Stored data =
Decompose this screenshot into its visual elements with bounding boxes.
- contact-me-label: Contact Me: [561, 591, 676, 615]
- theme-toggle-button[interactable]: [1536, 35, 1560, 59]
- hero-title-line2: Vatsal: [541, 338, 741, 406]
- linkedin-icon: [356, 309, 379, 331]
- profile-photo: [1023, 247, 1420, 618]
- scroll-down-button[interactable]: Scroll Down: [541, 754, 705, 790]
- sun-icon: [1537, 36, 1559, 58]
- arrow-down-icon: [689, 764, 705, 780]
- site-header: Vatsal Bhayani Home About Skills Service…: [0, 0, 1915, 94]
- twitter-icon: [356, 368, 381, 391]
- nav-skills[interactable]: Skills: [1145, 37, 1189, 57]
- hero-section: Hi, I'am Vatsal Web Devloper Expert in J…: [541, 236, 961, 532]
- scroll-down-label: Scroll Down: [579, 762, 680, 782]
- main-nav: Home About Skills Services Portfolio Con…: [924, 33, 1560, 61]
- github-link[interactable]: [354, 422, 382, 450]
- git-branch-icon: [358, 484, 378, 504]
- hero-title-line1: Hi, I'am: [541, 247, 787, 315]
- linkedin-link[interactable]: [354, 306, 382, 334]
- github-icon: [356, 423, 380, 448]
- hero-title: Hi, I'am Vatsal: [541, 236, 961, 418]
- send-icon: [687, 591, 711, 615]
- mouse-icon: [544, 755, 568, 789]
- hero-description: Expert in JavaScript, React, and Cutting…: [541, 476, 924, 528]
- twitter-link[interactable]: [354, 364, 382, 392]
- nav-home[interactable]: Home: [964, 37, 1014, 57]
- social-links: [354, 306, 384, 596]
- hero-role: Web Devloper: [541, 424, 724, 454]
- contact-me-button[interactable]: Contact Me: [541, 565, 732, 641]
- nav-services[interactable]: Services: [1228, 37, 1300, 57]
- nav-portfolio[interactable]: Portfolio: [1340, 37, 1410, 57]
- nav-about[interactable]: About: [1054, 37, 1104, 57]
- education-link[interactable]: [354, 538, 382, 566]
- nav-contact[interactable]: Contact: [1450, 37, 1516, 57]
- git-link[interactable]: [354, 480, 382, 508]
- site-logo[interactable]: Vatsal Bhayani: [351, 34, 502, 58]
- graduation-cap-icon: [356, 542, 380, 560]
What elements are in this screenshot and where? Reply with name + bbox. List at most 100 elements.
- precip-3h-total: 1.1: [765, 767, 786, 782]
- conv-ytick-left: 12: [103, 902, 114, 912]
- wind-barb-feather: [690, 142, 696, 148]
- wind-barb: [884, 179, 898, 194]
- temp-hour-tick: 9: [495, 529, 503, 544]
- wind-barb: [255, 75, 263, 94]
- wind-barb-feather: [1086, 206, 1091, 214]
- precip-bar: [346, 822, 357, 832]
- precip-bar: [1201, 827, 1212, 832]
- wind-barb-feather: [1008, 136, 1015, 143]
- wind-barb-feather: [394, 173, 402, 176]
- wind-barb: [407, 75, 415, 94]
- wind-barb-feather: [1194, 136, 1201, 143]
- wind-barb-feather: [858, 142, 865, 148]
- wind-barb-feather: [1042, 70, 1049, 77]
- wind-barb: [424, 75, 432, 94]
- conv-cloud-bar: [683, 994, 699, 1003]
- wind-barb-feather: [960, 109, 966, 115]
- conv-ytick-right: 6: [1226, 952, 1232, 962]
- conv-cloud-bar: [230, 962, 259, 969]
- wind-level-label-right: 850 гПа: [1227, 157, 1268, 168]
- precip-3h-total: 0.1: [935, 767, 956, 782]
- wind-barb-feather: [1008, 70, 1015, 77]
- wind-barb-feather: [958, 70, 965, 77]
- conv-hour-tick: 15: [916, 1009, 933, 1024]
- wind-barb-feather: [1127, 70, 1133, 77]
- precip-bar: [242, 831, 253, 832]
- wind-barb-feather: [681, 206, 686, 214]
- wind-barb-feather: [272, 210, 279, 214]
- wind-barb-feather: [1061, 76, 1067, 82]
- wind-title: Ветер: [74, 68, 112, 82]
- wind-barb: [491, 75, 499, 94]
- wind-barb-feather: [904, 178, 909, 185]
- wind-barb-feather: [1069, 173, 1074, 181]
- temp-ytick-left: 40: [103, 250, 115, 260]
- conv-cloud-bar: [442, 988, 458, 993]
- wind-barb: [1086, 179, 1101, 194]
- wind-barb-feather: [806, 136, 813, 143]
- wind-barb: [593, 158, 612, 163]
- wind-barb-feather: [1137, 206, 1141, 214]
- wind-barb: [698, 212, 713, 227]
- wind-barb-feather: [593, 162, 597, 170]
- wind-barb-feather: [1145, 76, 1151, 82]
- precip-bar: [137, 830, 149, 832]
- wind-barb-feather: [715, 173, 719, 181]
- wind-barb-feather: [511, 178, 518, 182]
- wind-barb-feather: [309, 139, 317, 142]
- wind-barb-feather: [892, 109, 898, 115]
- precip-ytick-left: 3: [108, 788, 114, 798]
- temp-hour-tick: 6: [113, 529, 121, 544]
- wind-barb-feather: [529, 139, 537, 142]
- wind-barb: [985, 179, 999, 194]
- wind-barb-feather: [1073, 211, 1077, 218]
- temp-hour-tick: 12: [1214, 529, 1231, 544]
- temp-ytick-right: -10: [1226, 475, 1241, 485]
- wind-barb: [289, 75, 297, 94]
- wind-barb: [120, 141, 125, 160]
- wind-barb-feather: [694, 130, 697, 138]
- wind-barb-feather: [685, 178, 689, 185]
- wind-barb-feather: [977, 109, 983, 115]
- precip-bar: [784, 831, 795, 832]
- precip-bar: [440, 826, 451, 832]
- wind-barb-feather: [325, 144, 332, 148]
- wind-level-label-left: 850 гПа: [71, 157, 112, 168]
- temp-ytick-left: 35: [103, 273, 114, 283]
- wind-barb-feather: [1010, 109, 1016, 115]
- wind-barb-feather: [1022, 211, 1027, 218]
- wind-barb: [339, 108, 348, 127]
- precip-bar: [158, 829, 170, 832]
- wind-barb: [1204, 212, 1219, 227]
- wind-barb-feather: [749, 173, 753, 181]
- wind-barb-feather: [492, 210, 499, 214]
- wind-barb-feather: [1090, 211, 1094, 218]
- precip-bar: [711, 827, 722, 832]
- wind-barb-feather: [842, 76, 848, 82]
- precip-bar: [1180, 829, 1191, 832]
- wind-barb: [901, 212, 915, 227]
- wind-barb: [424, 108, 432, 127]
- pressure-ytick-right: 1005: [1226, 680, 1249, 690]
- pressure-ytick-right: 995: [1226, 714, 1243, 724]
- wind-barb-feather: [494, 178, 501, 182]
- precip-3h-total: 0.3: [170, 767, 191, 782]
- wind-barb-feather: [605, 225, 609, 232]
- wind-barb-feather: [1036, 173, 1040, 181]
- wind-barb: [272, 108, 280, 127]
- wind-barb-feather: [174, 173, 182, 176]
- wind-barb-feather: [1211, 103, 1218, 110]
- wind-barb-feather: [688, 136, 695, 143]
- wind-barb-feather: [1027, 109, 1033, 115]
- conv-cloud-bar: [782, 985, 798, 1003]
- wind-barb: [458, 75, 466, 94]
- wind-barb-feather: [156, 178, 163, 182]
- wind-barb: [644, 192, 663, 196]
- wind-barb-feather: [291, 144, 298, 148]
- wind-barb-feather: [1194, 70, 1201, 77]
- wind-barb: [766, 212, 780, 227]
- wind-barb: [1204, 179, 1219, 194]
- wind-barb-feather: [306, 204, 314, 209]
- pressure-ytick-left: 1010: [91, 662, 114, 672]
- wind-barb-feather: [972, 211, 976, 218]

Task objective =
Reproduce every line of the data above verbatim, without changing any character.

Result of the exercise =
Decompose this screenshot into its visual elements with bounding boxes.
- contact-me-label: Contact Me: [561, 591, 676, 615]
- theme-toggle-button[interactable]: [1536, 35, 1560, 59]
- hero-title-line2: Vatsal: [541, 338, 741, 406]
- linkedin-icon: [356, 309, 379, 331]
- profile-photo: [1023, 247, 1420, 618]
- scroll-down-button[interactable]: Scroll Down: [541, 754, 705, 790]
- sun-icon: [1537, 36, 1559, 58]
- arrow-down-icon: [689, 764, 705, 780]
- site-header: Vatsal Bhayani Home About Skills Service…: [0, 0, 1915, 94]
- twitter-icon: [356, 368, 381, 391]
- nav-skills[interactable]: Skills: [1145, 37, 1189, 57]
- hero-section: Hi, I'am Vatsal Web Devloper Expert in J…: [541, 236, 961, 532]
- scroll-down-label: Scroll Down: [579, 762, 680, 782]
- main-nav: Home About Skills Services Portfolio Con…: [924, 33, 1560, 61]
- github-link[interactable]: [354, 422, 382, 450]
- git-branch-icon: [358, 484, 378, 504]
- hero-title-line1: Hi, I'am: [541, 247, 787, 315]
- linkedin-link[interactable]: [354, 306, 382, 334]
- github-icon: [356, 423, 380, 448]
- hero-title: Hi, I'am Vatsal: [541, 236, 961, 418]
- send-icon: [687, 591, 711, 615]
- mouse-icon: [544, 755, 568, 789]
- hero-description: Expert in JavaScript, React, and Cutting…: [541, 476, 924, 528]
- twitter-link[interactable]: [354, 364, 382, 392]
- nav-home[interactable]: Home: [964, 37, 1014, 57]
- social-links: [354, 306, 384, 596]
- hero-role: Web Devloper: [541, 424, 724, 454]
- contact-me-button[interactable]: Contact Me: [541, 565, 732, 641]
- nav-services[interactable]: Services: [1228, 37, 1300, 57]
- nav-portfolio[interactable]: Portfolio: [1340, 37, 1410, 57]
- nav-about[interactable]: About: [1054, 37, 1104, 57]
- education-link[interactable]: [354, 538, 382, 566]
- nav-contact[interactable]: Contact: [1450, 37, 1516, 57]
- git-link[interactable]: [354, 480, 382, 508]
- site-logo[interactable]: Vatsal Bhayani: [351, 34, 502, 58]
- graduation-cap-icon: [356, 542, 380, 560]
What elements are in this screenshot and where? Reply with name + bbox. List at most 100 elements.
- precip-3h-total: 1.1: [765, 767, 786, 782]
- conv-ytick-left: 12: [103, 902, 114, 912]
- wind-barb-feather: [690, 142, 696, 148]
- wind-barb: [884, 179, 898, 194]
- temp-hour-tick: 9: [495, 529, 503, 544]
- wind-barb: [255, 75, 263, 94]
- wind-barb-feather: [1086, 206, 1091, 214]
- precip-bar: [346, 822, 357, 832]
- precip-bar: [1201, 827, 1212, 832]
- wind-barb-feather: [1008, 136, 1015, 143]
- wind-barb-feather: [394, 173, 402, 176]
- wind-barb: [407, 75, 415, 94]
- wind-barb-feather: [1194, 136, 1201, 143]
- wind-barb-feather: [858, 142, 865, 148]
- wind-barb-feather: [1042, 70, 1049, 77]
- wind-barb: [424, 75, 432, 94]
- conv-cloud-bar: [683, 994, 699, 1003]
- wind-barb-feather: [960, 109, 966, 115]
- conv-ytick-right: 6: [1226, 952, 1232, 962]
- conv-cloud-bar: [230, 962, 259, 969]
- wind-level-label-right: 850 гПа: [1227, 157, 1268, 168]
- precip-3h-total: 0.1: [935, 767, 956, 782]
- wind-barb-feather: [1008, 70, 1015, 77]
- wind-barb-feather: [958, 70, 965, 77]
- conv-hour-tick: 15: [916, 1009, 933, 1024]
- wind-barb-feather: [1127, 70, 1133, 77]
- precip-bar: [242, 831, 253, 832]
- wind-barb-feather: [681, 206, 686, 214]
- wind-barb-feather: [272, 210, 279, 214]
- wind-barb-feather: [1061, 76, 1067, 82]
- wind-title: Ветер: [74, 68, 112, 82]
- wind-barb: [491, 75, 499, 94]
- wind-barb-feather: [904, 178, 909, 185]
- wind-barb-feather: [1069, 173, 1074, 181]
- temp-ytick-left: 40: [103, 250, 115, 260]
- conv-cloud-bar: [442, 988, 458, 993]
- wind-barb: [1086, 179, 1101, 194]
- wind-barb-feather: [806, 136, 813, 143]
- wind-barb: [593, 158, 612, 163]
- wind-barb-feather: [1137, 206, 1141, 214]
- wind-barb: [698, 212, 713, 227]
- wind-barb-feather: [593, 162, 597, 170]
- wind-barb-feather: [1145, 76, 1151, 82]
- precip-bar: [137, 830, 149, 832]
- wind-barb-feather: [715, 173, 719, 181]
- wind-barb-feather: [511, 178, 518, 182]
- wind-barb-feather: [309, 139, 317, 142]
- wind-barb-feather: [892, 109, 898, 115]
- precip-ytick-left: 3: [108, 788, 114, 798]
- temp-hour-tick: 6: [113, 529, 121, 544]
- wind-barb-feather: [529, 139, 537, 142]
- wind-barb: [985, 179, 999, 194]
- wind-barb-feather: [1073, 211, 1077, 218]
- temp-hour-tick: 12: [1214, 529, 1231, 544]
- temp-ytick-right: -10: [1226, 475, 1241, 485]
- wind-barb: [289, 75, 297, 94]
- wind-barb: [120, 141, 125, 160]
- wind-barb-feather: [694, 130, 697, 138]
- wind-barb-feather: [685, 178, 689, 185]
- wind-barb-feather: [977, 109, 983, 115]
- precip-bar: [784, 831, 795, 832]
- precip-bar: [440, 826, 451, 832]
- wind-barb-feather: [325, 144, 332, 148]
- wind-level-label-left: 850 гПа: [71, 157, 112, 168]
- temp-ytick-left: 35: [103, 273, 114, 283]
- wind-barb-feather: [1010, 109, 1016, 115]
- wind-barb-feather: [1022, 211, 1027, 218]
- wind-barb: [339, 108, 348, 127]
- precip-bar: [158, 829, 170, 832]
- wind-barb: [1204, 212, 1219, 227]
- wind-barb-feather: [749, 173, 753, 181]
- wind-barb-feather: [492, 210, 499, 214]
- wind-barb-feather: [1090, 211, 1094, 218]
- precip-bar: [711, 827, 722, 832]
- wind-barb-feather: [842, 76, 848, 82]
- precip-bar: [1180, 829, 1191, 832]
- wind-barb: [901, 212, 915, 227]
- wind-barb: [424, 108, 432, 127]
- pressure-ytick-right: 1005: [1226, 680, 1249, 690]
- pressure-ytick-right: 995: [1226, 714, 1243, 724]
- wind-barb-feather: [494, 178, 501, 182]
- precip-3h-total: 0.3: [170, 767, 191, 782]
- wind-barb-feather: [605, 225, 609, 232]
- wind-barb-feather: [1036, 173, 1040, 181]
- wind-barb: [272, 108, 280, 127]
- wind-barb-feather: [174, 173, 182, 176]
- wind-barb-feather: [1211, 103, 1218, 110]
- wind-barb-feather: [688, 136, 695, 143]
- wind-barb-feather: [1027, 109, 1033, 115]
- conv-cloud-bar: [782, 985, 798, 1003]
- wind-barb: [458, 75, 466, 94]
- wind-barb-feather: [156, 178, 163, 182]
- wind-barb: [644, 192, 663, 196]
- wind-barb-feather: [291, 144, 298, 148]
- wind-barb-feather: [1194, 70, 1201, 77]
- wind-barb: [766, 212, 780, 227]
- wind-barb: [1204, 179, 1219, 194]
- wind-barb-feather: [306, 204, 314, 209]
- pressure-ytick-left: 1010: [91, 662, 114, 672]
- wind-barb-feather: [972, 211, 976, 218]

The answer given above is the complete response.